WRITTEN PROBLEM: Below are some records; repeat them all exactly, minus the pictures.

-- START PROVIDED DATA --

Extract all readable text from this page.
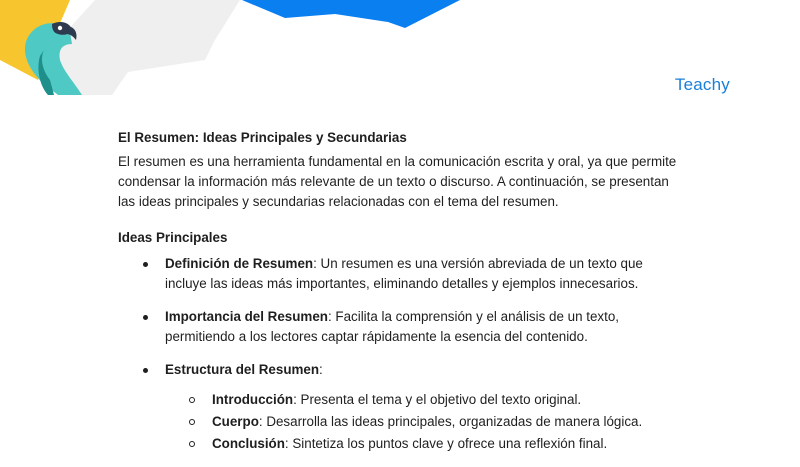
Teachy
El Resumen: Ideas Principales y Secundarias

El resumen es una herramienta fundamental en la comunicación escrita y oral, ya que permite condensar la información más relevante de un texto o discurso. A continuación, se presentan las ideas principales y secundarias relacionadas con el tema del resumen.

Ideas Principales
Definición de Resumen: Un resumen es una versión abreviada de un texto que incluye las ideas más importantes, eliminando detalles y ejemplos innecesarios.
Importancia del Resumen: Facilita la comprensión y el análisis de un texto, permitiendo a los lectores captar rápidamente la esencia del contenido.
Estructura del Resumen:
Introducción: Presenta el tema y el objetivo del texto original.
Cuerpo: Desarrolla las ideas principales, organizadas de manera lógica.
Conclusión: Sintetiza los puntos clave y ofrece una reflexión final.
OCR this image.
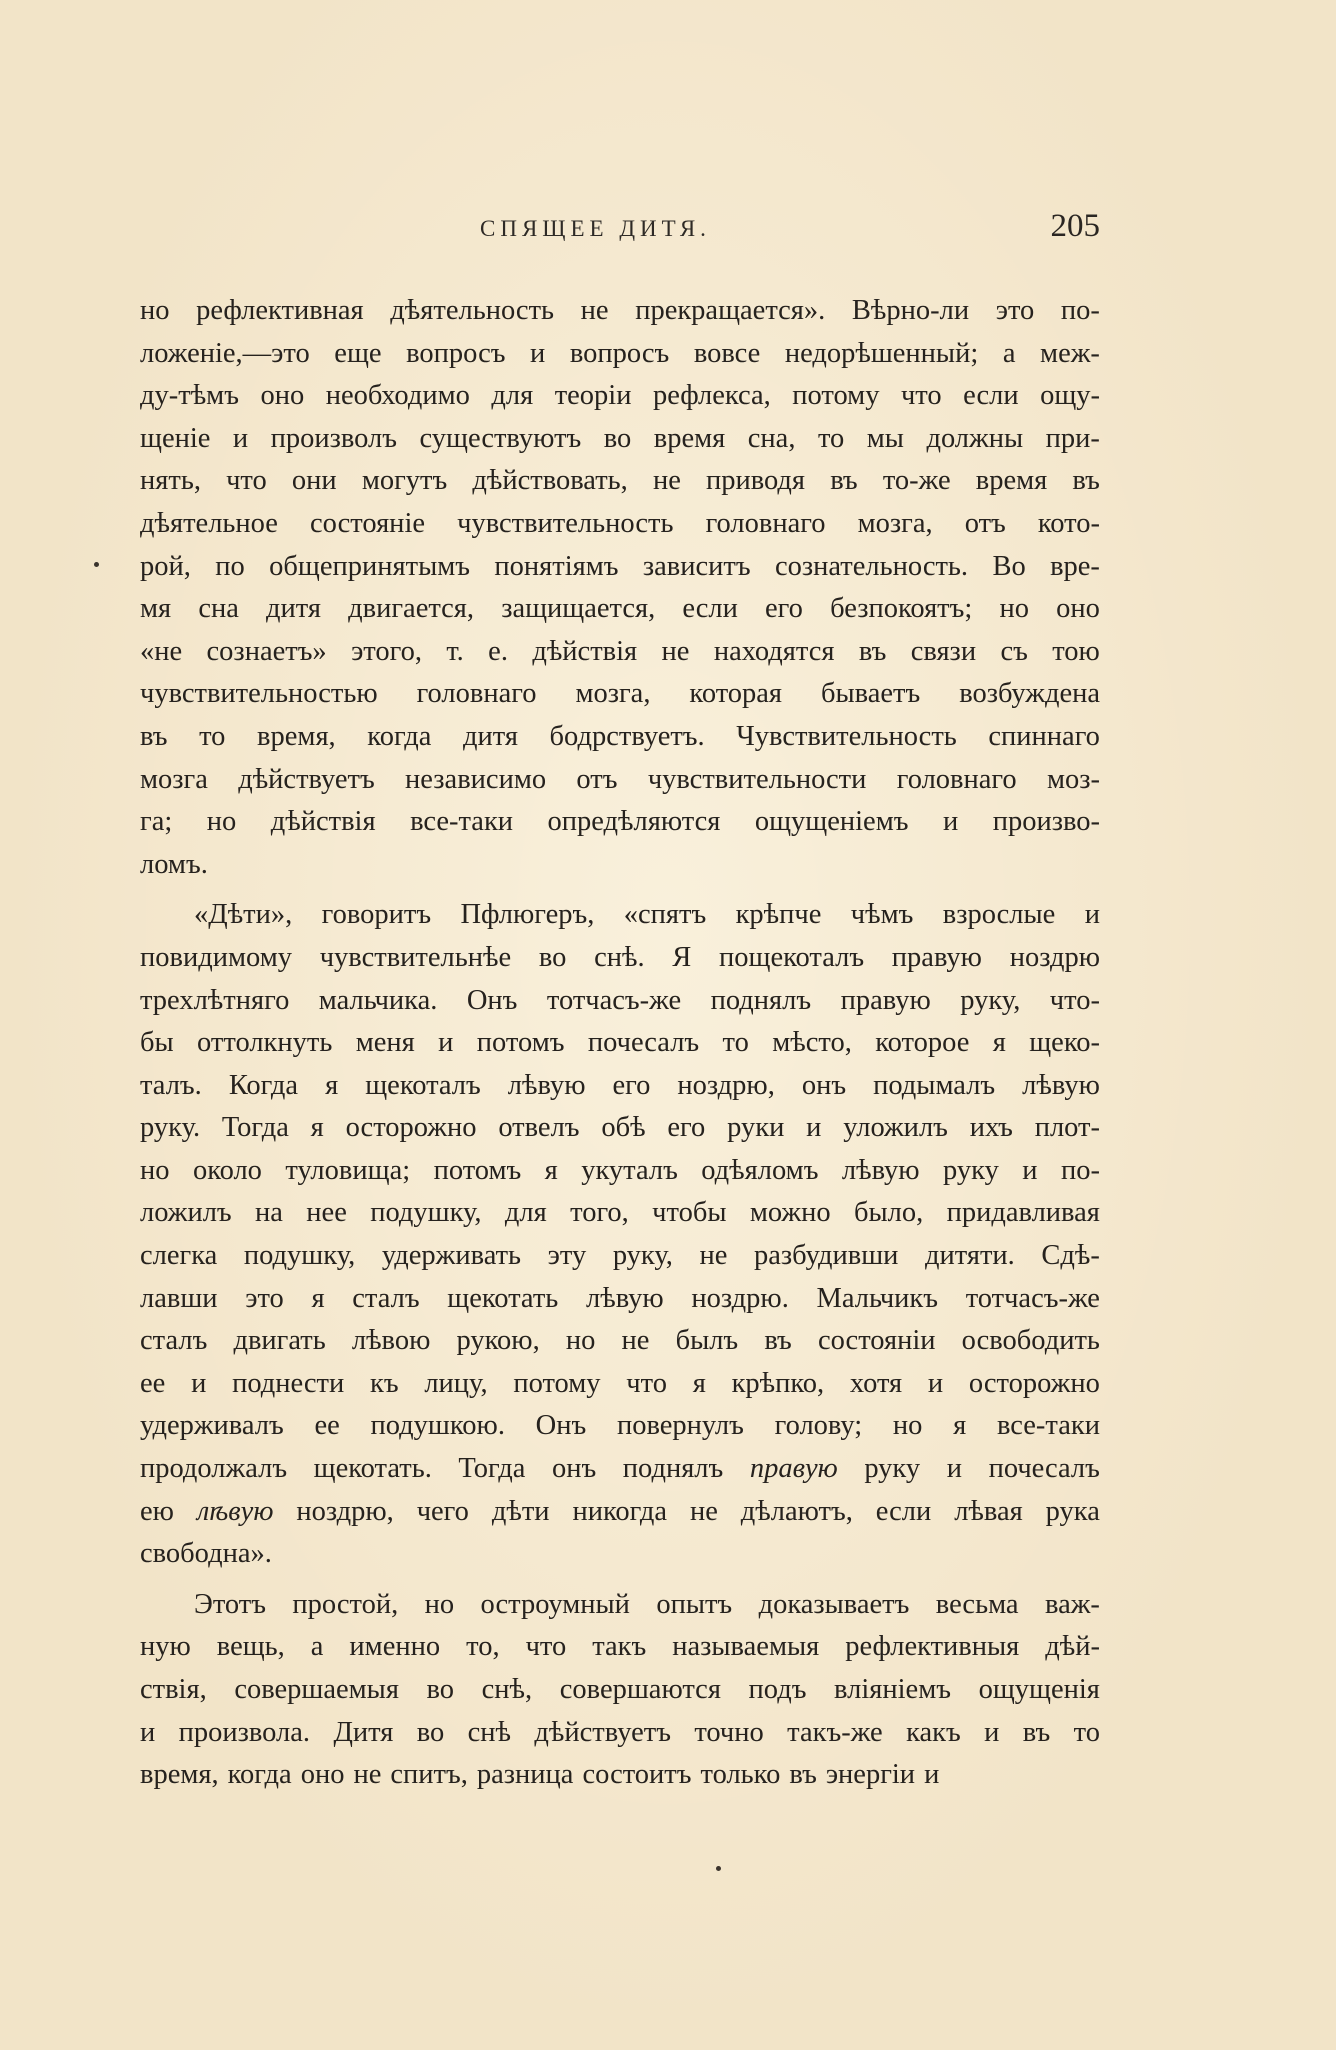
СПЯЩЕЕ ДИТЯ.	205
но рефлективная дѣятельность не прекращается». Вѣрно-ли это по-
ложеніе,—это еще вопросъ и вопросъ вовсе недорѣшенный; а меж-
ду-тѣмъ оно необходимо для теоріи рефлекса, потому что если ощу-
щеніе и произволъ существуютъ во время сна, то мы должны при-
нять, что они могутъ дѣйствовать, не приводя въ то-же время въ
дѣятельное состояніе чувствительность головнаго мозга, отъ кото-
рой, по общепринятымъ понятіямъ зависитъ сознательность. Во вре-
мя сна дитя двигается, защищается, если его безпокоятъ; но оно
«не сознаетъ» этого, т. е. дѣйствія не находятся въ связи съ тою
чувствительностью головнаго мозга, которая бываетъ возбуждена
въ то время, когда дитя бодрствуетъ. Чувствительность спиннаго
мозга дѣйствуетъ независимо отъ чувствительности головнаго моз-
га; но дѣйствія все-таки опредѣляются ощущеніемъ и произво-
ломъ.
«Дѣти», говоритъ Пфлюгеръ, «спятъ крѣпче чѣмъ взрослые и
повидимому чувствительнѣе во снѣ. Я пощекоталъ правую ноздрю
трехлѣтняго мальчика. Онъ тотчасъ-же поднялъ правую руку, что-
бы оттолкнуть меня и потомъ почесалъ то мѣсто, которое я щеко-
талъ. Когда я щекоталъ лѣвую его ноздрю, онъ подымалъ лѣвую
руку. Тогда я осторожно отвелъ обѣ его руки и уложилъ ихъ плот-
но около туловища; потомъ я укуталъ одѣяломъ лѣвую руку и по-
ложилъ на нее подушку, для того, чтобы можно было, придавливая
слегка подушку, удерживать эту руку, не разбудивши дитяти. Сдѣ-
лавши это я сталъ щекотать лѣвую ноздрю. Мальчикъ тотчасъ-же
сталъ двигать лѣвою рукою, но не былъ въ состояніи освободить
ее и поднести къ лицу, потому что я крѣпко, хотя и осторожно
удерживалъ ее подушкою. Онъ повернулъ голову; но я все-таки
продолжалъ щекотать. Тогда онъ поднялъ правую руку и почесалъ
ею лѣвую ноздрю, чего дѣти никогда не дѣлаютъ, если лѣвая рука
свободна».
Этотъ простой, но остроумный опытъ доказываетъ весьма важ-
ную вещь, а именно то, что такъ называемыя рефлективныя дѣй-
ствія, совершаемыя во снѣ, совершаются подъ вліяніемъ ощущенія
и произвола. Дитя во снѣ дѣйствуетъ точно такъ-же какъ и въ то
время, когда оно не спитъ, разница состоитъ только въ энергіи и
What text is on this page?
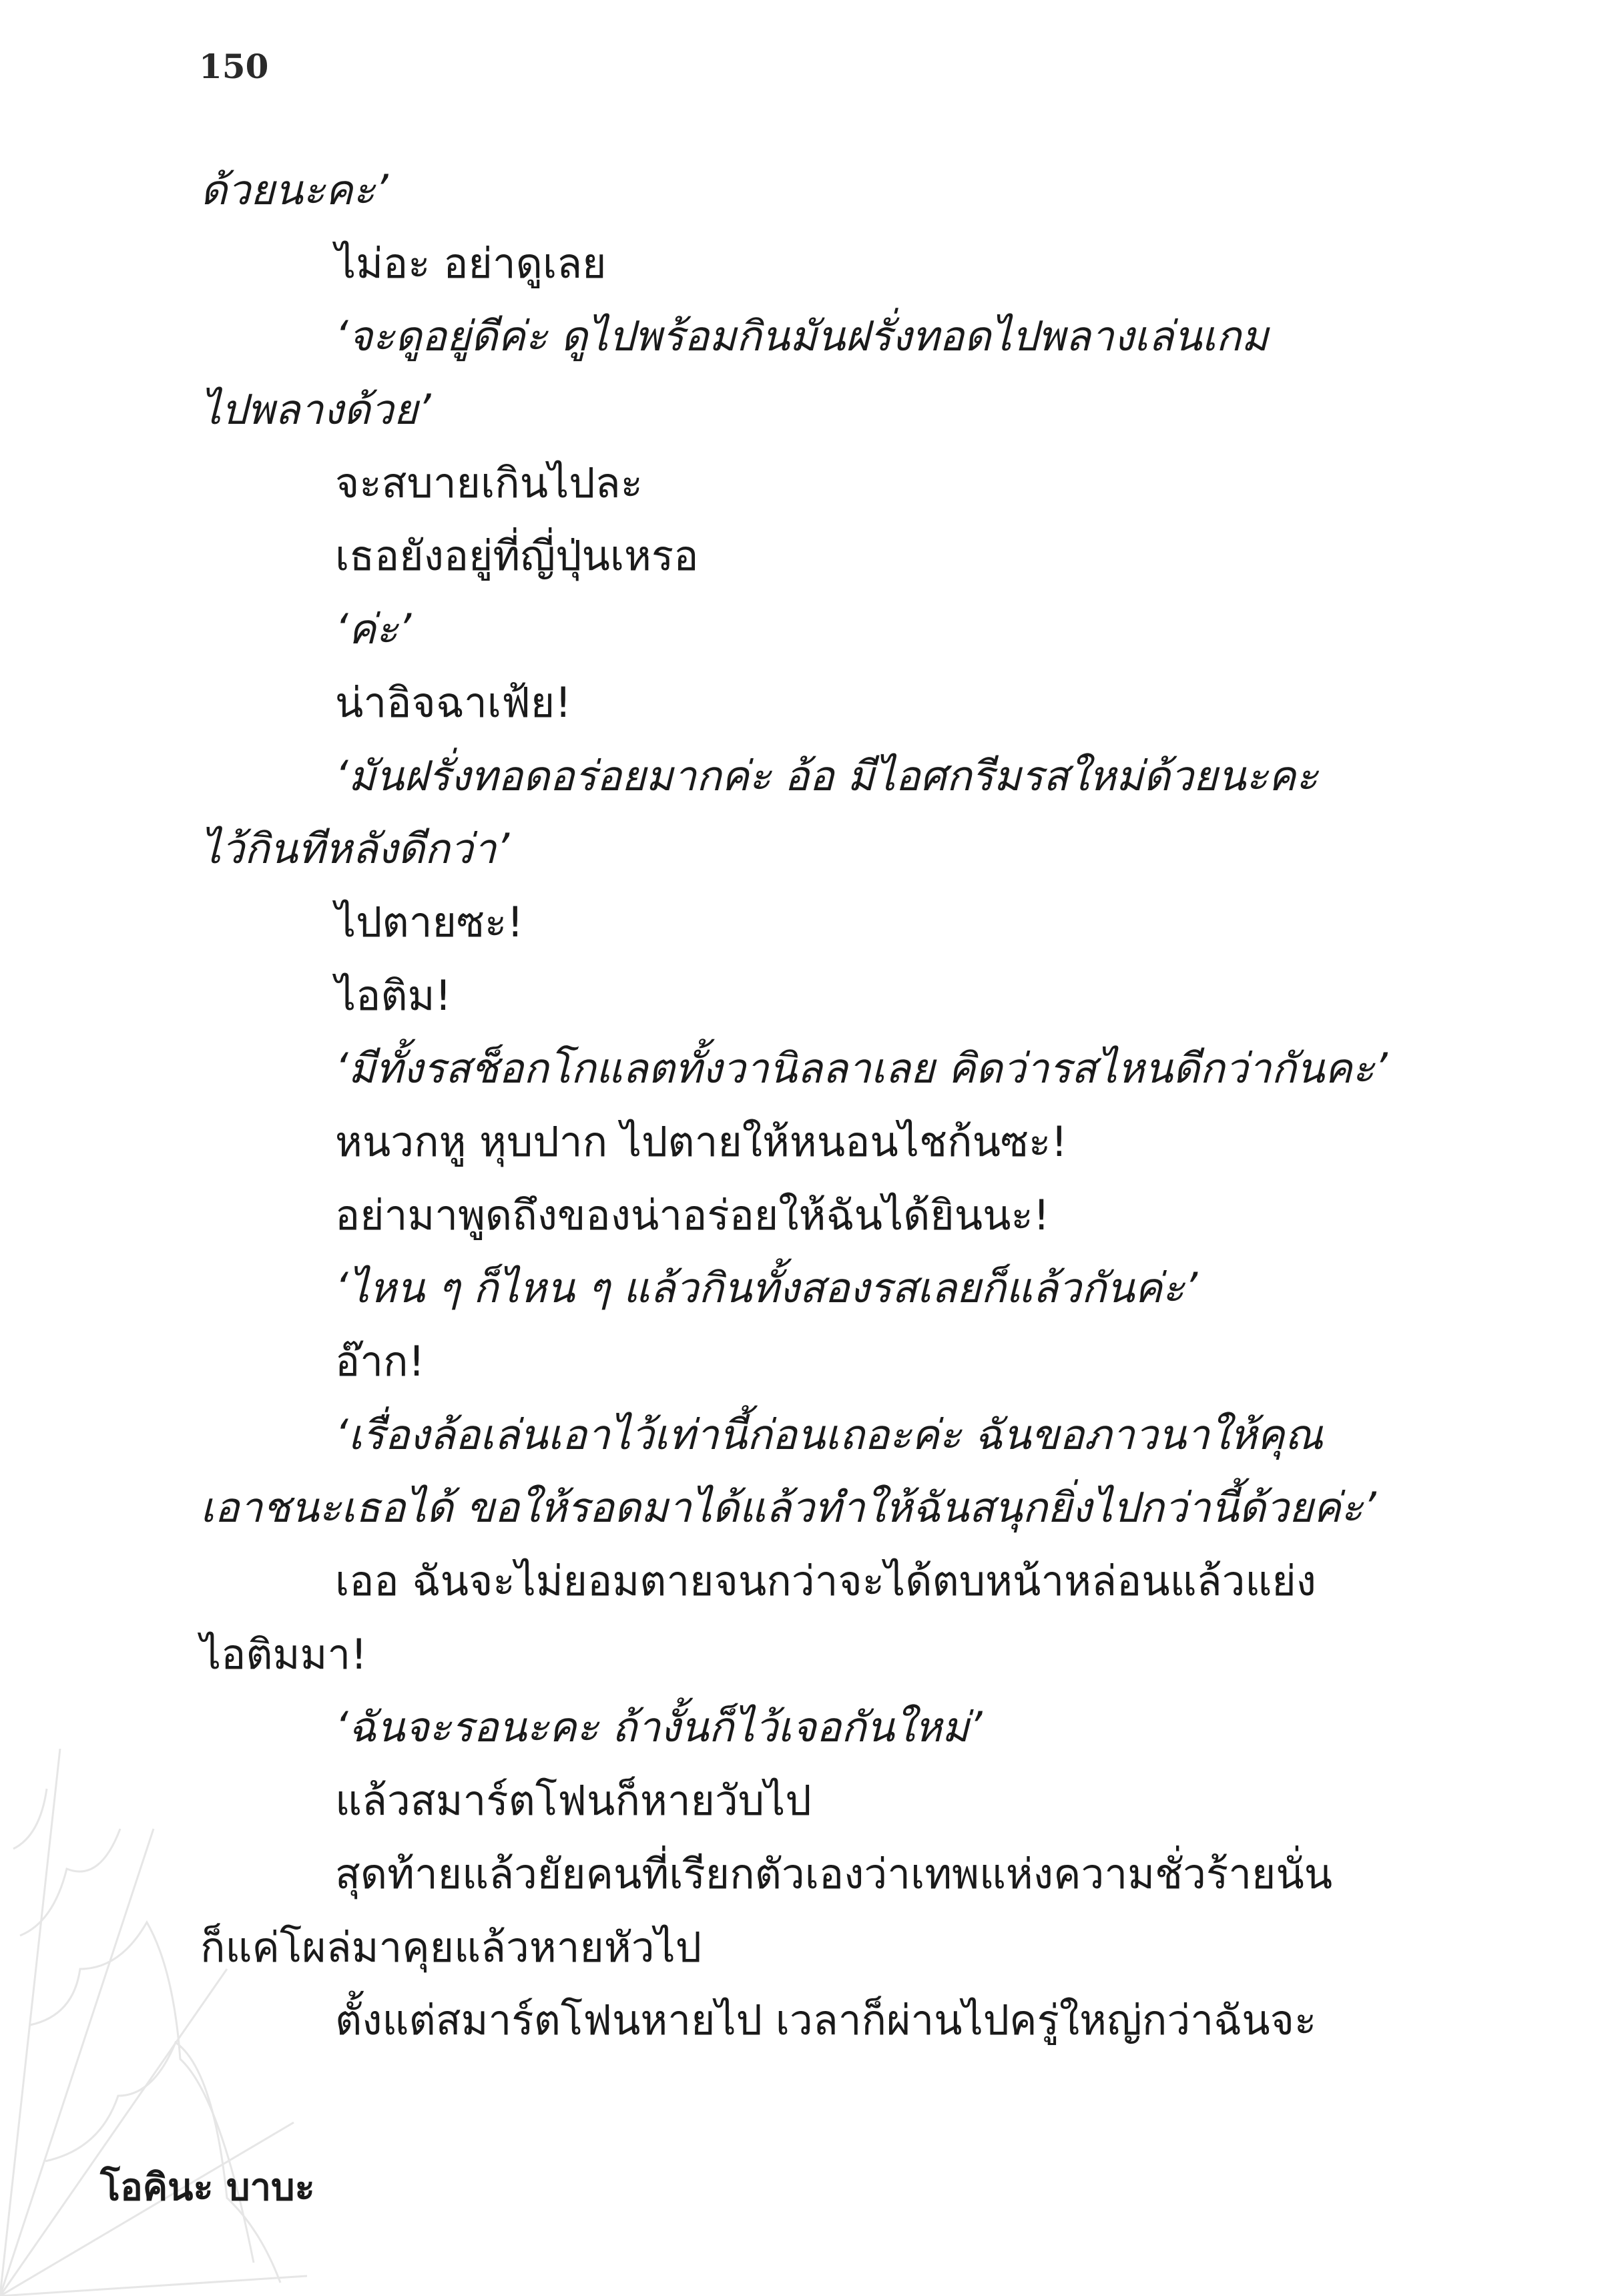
150
ด้วยนะคะ’
ไม่อะ อย่าดูเลย
‘จะดูอยู่ดีค่ะ ดูไปพร้อมกินมันฝรั่งทอดไปพลางเล่นเกม
ไปพลางด้วย’
จะสบายเกินไปละ
เธอยังอยู่ที่ญี่ปุ่นเหรอ
‘ค่ะ’
น่าอิจฉาเฟ้ย!
‘มันฝรั่งทอดอร่อยมากค่ะ อ้อ มีไอศกรีมรสใหม่ด้วยนะคะ
ไว้กินทีหลังดีกว่า’
ไปตายซะ!
ไอติม!
‘มีทั้งรสช็อกโกแลตทั้งวานิลลาเลย คิดว่ารสไหนดีกว่ากันคะ’
หนวกหู หุบปาก ไปตายให้หนอนไชก้นซะ!
อย่ามาพูดถึงของน่าอร่อยให้ฉันได้ยินนะ!
‘ไหน ๆ ก็ไหน ๆ แล้วกินทั้งสองรสเลยก็แล้วกันค่ะ’
อ๊าก!
‘เรื่องล้อเล่นเอาไว้เท่านี้ก่อนเถอะค่ะ ฉันขอภาวนาให้คุณ
เอาชนะเธอได้ ขอให้รอดมาได้แล้วทำให้ฉันสนุกยิ่งไปกว่านี้ด้วยค่ะ’
เออ ฉันจะไม่ยอมตายจนกว่าจะได้ตบหน้าหล่อนแล้วแย่ง
ไอติมมา!
‘ฉันจะรอนะคะ ถ้างั้นก็ไว้เจอกันใหม่’
แล้วสมาร์ตโฟนก็หายวับไป
สุดท้ายแล้วยัยคนที่เรียกตัวเองว่าเทพแห่งความชั่วร้ายนั่น
ก็แค่โผล่มาคุยแล้วหายหัวไป
ตั้งแต่สมาร์ตโฟนหายไป เวลาก็ผ่านไปครู่ใหญ่กว่าฉันจะ
โอคินะ บาบะ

-- END PROVIDED DATA --

TASK ANSWER:
Extract all readable text from this page.
Teachy
El Resumen: Ideas Principales y Secundarias

El resumen es una herramienta fundamental en la comunicación escrita y oral, ya que permite condensar la información más relevante de un texto o discurso. A continuación, se presentan las ideas principales y secundarias relacionadas con el tema del resumen.

Ideas Principales
Definición de Resumen: Un resumen es una versión abreviada de un texto que incluye las ideas más importantes, eliminando detalles y ejemplos innecesarios.
Importancia del Resumen: Facilita la comprensión y el análisis de un texto, permitiendo a los lectores captar rápidamente la esencia del contenido.
Estructura del Resumen:
Introducción: Presenta el tema y el objetivo del texto original.
Cuerpo: Desarrolla las ideas principales, organizadas de manera lógica.
Conclusión: Sintetiza los puntos clave y ofrece una reflexión final.
OCR this image.
СПЯЩЕЕ ДИТЯ.	205
но рефлективная дѣятельность не прекращается». Вѣрно-ли это по-
ложеніе,—это еще вопросъ и вопросъ вовсе недорѣшенный; а меж-
ду-тѣмъ оно необходимо для теоріи рефлекса, потому что если ощу-
щеніе и произволъ существуютъ во время сна, то мы должны при-
нять, что они могутъ дѣйствовать, не приводя въ то-же время въ
дѣятельное состояніе чувствительность головнаго мозга, отъ кото-
рой, по общепринятымъ понятіямъ зависитъ сознательность. Во вре-
мя сна дитя двигается, защищается, если его безпокоятъ; но оно
«не сознаетъ» этого, т. е. дѣйствія не находятся въ связи съ тою
чувствительностью головнаго мозга, которая бываетъ возбуждена
въ то время, когда дитя бодрствуетъ. Чувствительность спиннаго
мозга дѣйствуетъ независимо отъ чувствительности головнаго моз-
га; но дѣйствія все-таки опредѣляются ощущеніемъ и произво-
ломъ.
«Дѣти», говоритъ Пфлюгеръ, «спятъ крѣпче чѣмъ взрослые и
повидимому чувствительнѣе во снѣ. Я пощекоталъ правую ноздрю
трехлѣтняго мальчика. Онъ тотчасъ-же поднялъ правую руку, что-
бы оттолкнуть меня и потомъ почесалъ то мѣсто, которое я щеко-
талъ. Когда я щекоталъ лѣвую его ноздрю, онъ подымалъ лѣвую
руку. Тогда я осторожно отвелъ обѣ его руки и уложилъ ихъ плот-
но около туловища; потомъ я укуталъ одѣяломъ лѣвую руку и по-
ложилъ на нее подушку, для того, чтобы можно было, придавливая
слегка подушку, удерживать эту руку, не разбудивши дитяти. Сдѣ-
лавши это я сталъ щекотать лѣвую ноздрю. Мальчикъ тотчасъ-же
сталъ двигать лѣвою рукою, но не былъ въ состояніи освободить
ее и поднести къ лицу, потому что я крѣпко, хотя и осторожно
удерживалъ ее подушкою. Онъ повернулъ голову; но я все-таки
продолжалъ щекотать. Тогда онъ поднялъ правую руку и почесалъ
ею лѣвую ноздрю, чего дѣти никогда не дѣлаютъ, если лѣвая рука
свободна».
Этотъ простой, но остроумный опытъ доказываетъ весьма важ-
ную вещь, а именно то, что такъ называемыя рефлективныя дѣй-
ствія, совершаемыя во снѣ, совершаются подъ вліяніемъ ощущенія
и произвола. Дитя во снѣ дѣйствуетъ точно такъ-же какъ и въ то
время, когда оно не спитъ, разница состоитъ только въ энергіи и
What text is on this page?
150
ด้วยนะคะ’
ไม่อะ อย่าดูเลย
‘จะดูอยู่ดีค่ะ ดูไปพร้อมกินมันฝรั่งทอดไปพลางเล่นเกม
ไปพลางด้วย’
จะสบายเกินไปละ
เธอยังอยู่ที่ญี่ปุ่นเหรอ
‘ค่ะ’
น่าอิจฉาเฟ้ย!
‘มันฝรั่งทอดอร่อยมากค่ะ อ้อ มีไอศกรีมรสใหม่ด้วยนะคะ
ไว้กินทีหลังดีกว่า’
ไปตายซะ!
ไอติม!
‘มีทั้งรสช็อกโกแลตทั้งวานิลลาเลย คิดว่ารสไหนดีกว่ากันคะ’
หนวกหู หุบปาก ไปตายให้หนอนไชก้นซะ!
อย่ามาพูดถึงของน่าอร่อยให้ฉันได้ยินนะ!
‘ไหน ๆ ก็ไหน ๆ แล้วกินทั้งสองรสเลยก็แล้วกันค่ะ’
อ๊าก!
‘เรื่องล้อเล่นเอาไว้เท่านี้ก่อนเถอะค่ะ ฉันขอภาวนาให้คุณ
เอาชนะเธอได้ ขอให้รอดมาได้แล้วทำให้ฉันสนุกยิ่งไปกว่านี้ด้วยค่ะ’
เออ ฉันจะไม่ยอมตายจนกว่าจะได้ตบหน้าหล่อนแล้วแย่ง
ไอติมมา!
‘ฉันจะรอนะคะ ถ้างั้นก็ไว้เจอกันใหม่’
แล้วสมาร์ตโฟนก็หายวับไป
สุดท้ายแล้วยัยคนที่เรียกตัวเองว่าเทพแห่งความชั่วร้ายนั่น
ก็แค่โผล่มาคุยแล้วหายหัวไป
ตั้งแต่สมาร์ตโฟนหายไป เวลาก็ผ่านไปครู่ใหญ่กว่าฉันจะ
โอคินะ บาบะ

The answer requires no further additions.